* _EXERCISE MATERIAL_

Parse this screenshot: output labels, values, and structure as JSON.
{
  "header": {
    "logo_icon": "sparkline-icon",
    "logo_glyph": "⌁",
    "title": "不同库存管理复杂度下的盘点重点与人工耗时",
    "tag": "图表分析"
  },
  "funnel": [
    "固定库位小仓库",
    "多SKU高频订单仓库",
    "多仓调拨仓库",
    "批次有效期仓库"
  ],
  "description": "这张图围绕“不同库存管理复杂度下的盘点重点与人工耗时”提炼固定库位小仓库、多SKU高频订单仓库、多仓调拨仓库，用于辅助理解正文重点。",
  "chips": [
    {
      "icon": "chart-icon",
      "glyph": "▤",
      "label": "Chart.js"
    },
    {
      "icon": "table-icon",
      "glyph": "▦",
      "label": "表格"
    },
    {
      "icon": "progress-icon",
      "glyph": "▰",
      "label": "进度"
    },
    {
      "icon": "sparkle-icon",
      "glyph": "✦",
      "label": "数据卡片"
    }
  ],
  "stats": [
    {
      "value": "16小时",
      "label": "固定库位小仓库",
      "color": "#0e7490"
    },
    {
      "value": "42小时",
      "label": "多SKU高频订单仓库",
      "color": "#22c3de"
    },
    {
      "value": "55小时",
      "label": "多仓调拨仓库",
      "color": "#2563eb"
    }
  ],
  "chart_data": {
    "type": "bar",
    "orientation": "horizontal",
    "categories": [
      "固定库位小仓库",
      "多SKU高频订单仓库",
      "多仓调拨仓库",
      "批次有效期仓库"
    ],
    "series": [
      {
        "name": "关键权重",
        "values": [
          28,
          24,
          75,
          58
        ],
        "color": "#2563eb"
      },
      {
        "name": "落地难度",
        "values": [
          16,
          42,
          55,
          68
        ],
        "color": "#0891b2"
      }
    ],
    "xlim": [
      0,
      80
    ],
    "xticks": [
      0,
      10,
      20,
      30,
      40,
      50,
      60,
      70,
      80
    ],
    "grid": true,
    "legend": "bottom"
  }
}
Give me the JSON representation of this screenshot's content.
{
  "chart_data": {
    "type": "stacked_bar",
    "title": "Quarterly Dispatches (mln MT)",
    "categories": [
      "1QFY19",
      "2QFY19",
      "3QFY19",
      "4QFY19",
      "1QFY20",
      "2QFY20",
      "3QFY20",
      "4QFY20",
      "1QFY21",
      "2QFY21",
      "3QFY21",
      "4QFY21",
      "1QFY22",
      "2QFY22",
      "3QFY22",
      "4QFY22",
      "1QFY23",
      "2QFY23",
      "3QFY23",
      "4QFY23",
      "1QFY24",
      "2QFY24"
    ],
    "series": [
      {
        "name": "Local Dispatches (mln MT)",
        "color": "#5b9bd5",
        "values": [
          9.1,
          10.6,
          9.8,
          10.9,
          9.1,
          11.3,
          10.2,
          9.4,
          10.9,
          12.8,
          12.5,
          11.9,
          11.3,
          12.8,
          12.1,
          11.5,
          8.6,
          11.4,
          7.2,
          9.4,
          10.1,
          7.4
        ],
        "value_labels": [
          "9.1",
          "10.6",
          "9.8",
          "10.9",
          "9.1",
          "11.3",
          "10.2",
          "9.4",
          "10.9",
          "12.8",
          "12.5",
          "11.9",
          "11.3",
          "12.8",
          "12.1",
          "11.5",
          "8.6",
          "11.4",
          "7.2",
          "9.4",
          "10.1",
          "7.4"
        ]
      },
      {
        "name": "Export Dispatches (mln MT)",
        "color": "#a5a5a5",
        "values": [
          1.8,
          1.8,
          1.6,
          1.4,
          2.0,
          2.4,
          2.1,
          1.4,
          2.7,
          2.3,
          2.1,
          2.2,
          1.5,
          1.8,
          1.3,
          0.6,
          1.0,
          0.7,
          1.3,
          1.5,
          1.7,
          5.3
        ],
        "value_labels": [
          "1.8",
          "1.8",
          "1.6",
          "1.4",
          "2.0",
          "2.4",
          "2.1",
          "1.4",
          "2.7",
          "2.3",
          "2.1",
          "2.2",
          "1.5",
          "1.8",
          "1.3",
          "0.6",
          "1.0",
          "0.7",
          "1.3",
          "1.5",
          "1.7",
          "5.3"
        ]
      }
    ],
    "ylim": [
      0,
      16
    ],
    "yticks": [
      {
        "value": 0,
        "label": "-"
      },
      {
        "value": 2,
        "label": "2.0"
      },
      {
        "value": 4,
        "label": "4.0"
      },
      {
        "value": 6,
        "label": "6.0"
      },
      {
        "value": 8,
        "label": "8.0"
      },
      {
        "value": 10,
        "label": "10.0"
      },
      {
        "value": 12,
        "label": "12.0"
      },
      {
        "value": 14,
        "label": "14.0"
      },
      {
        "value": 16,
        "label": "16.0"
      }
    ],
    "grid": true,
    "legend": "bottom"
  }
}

* _TO DO_
Write an exact transcription of every entry above.

* _WRITTEN SOLUTION_
Parse this screenshot: output labels, values, and structure as JSON.
{
  "header": {
    "logo_icon": "sparkline-icon",
    "logo_glyph": "⌁",
    "title": "不同库存管理复杂度下的盘点重点与人工耗时",
    "tag": "图表分析"
  },
  "funnel": [
    "固定库位小仓库",
    "多SKU高频订单仓库",
    "多仓调拨仓库",
    "批次有效期仓库"
  ],
  "description": "这张图围绕“不同库存管理复杂度下的盘点重点与人工耗时”提炼固定库位小仓库、多SKU高频订单仓库、多仓调拨仓库，用于辅助理解正文重点。",
  "chips": [
    {
      "icon": "chart-icon",
      "glyph": "▤",
      "label": "Chart.js"
    },
    {
      "icon": "table-icon",
      "glyph": "▦",
      "label": "表格"
    },
    {
      "icon": "progress-icon",
      "glyph": "▰",
      "label": "进度"
    },
    {
      "icon": "sparkle-icon",
      "glyph": "✦",
      "label": "数据卡片"
    }
  ],
  "stats": [
    {
      "value": "16小时",
      "label": "固定库位小仓库",
      "color": "#0e7490"
    },
    {
      "value": "42小时",
      "label": "多SKU高频订单仓库",
      "color": "#22c3de"
    },
    {
      "value": "55小时",
      "label": "多仓调拨仓库",
      "color": "#2563eb"
    }
  ],
  "chart_data": {
    "type": "bar",
    "orientation": "horizontal",
    "categories": [
      "固定库位小仓库",
      "多SKU高频订单仓库",
      "多仓调拨仓库",
      "批次有效期仓库"
    ],
    "series": [
      {
        "name": "关键权重",
        "values": [
          28,
          24,
          75,
          58
        ],
        "color": "#2563eb"
      },
      {
        "name": "落地难度",
        "values": [
          16,
          42,
          55,
          68
        ],
        "color": "#0891b2"
      }
    ],
    "xlim": [
      0,
      80
    ],
    "xticks": [
      0,
      10,
      20,
      30,
      40,
      50,
      60,
      70,
      80
    ],
    "grid": true,
    "legend": "bottom"
  }
}
Give me the JSON representation of this screenshot's content.
{
  "chart_data": {
    "type": "stacked_bar",
    "title": "Quarterly Dispatches (mln MT)",
    "categories": [
      "1QFY19",
      "2QFY19",
      "3QFY19",
      "4QFY19",
      "1QFY20",
      "2QFY20",
      "3QFY20",
      "4QFY20",
      "1QFY21",
      "2QFY21",
      "3QFY21",
      "4QFY21",
      "1QFY22",
      "2QFY22",
      "3QFY22",
      "4QFY22",
      "1QFY23",
      "2QFY23",
      "3QFY23",
      "4QFY23",
      "1QFY24",
      "2QFY24"
    ],
    "series": [
      {
        "name": "Local Dispatches (mln MT)",
        "color": "#5b9bd5",
        "values": [
          9.1,
          10.6,
          9.8,
          10.9,
          9.1,
          11.3,
          10.2,
          9.4,
          10.9,
          12.8,
          12.5,
          11.9,
          11.3,
          12.8,
          12.1,
          11.5,
          8.6,
          11.4,
          7.2,
          9.4,
          10.1,
          7.4
        ],
        "value_labels": [
          "9.1",
          "10.6",
          "9.8",
          "10.9",
          "9.1",
          "11.3",
          "10.2",
          "9.4",
          "10.9",
          "12.8",
          "12.5",
          "11.9",
          "11.3",
          "12.8",
          "12.1",
          "11.5",
          "8.6",
          "11.4",
          "7.2",
          "9.4",
          "10.1",
          "7.4"
        ]
      },
      {
        "name": "Export Dispatches (mln MT)",
        "color": "#a5a5a5",
        "values": [
          1.8,
          1.8,
          1.6,
          1.4,
          2.0,
          2.4,
          2.1,
          1.4,
          2.7,
          2.3,
          2.1,
          2.2,
          1.5,
          1.8,
          1.3,
          0.6,
          1.0,
          0.7,
          1.3,
          1.5,
          1.7,
          5.3
        ],
        "value_labels": [
          "1.8",
          "1.8",
          "1.6",
          "1.4",
          "2.0",
          "2.4",
          "2.1",
          "1.4",
          "2.7",
          "2.3",
          "2.1",
          "2.2",
          "1.5",
          "1.8",
          "1.3",
          "0.6",
          "1.0",
          "0.7",
          "1.3",
          "1.5",
          "1.7",
          "5.3"
        ]
      }
    ],
    "ylim": [
      0,
      16
    ],
    "yticks": [
      {
        "value": 0,
        "label": "-"
      },
      {
        "value": 2,
        "label": "2.0"
      },
      {
        "value": 4,
        "label": "4.0"
      },
      {
        "value": 6,
        "label": "6.0"
      },
      {
        "value": 8,
        "label": "8.0"
      },
      {
        "value": 10,
        "label": "10.0"
      },
      {
        "value": 12,
        "label": "12.0"
      },
      {
        "value": 14,
        "label": "14.0"
      },
      {
        "value": 16,
        "label": "16.0"
      }
    ],
    "grid": true,
    "legend": "bottom"
  }
}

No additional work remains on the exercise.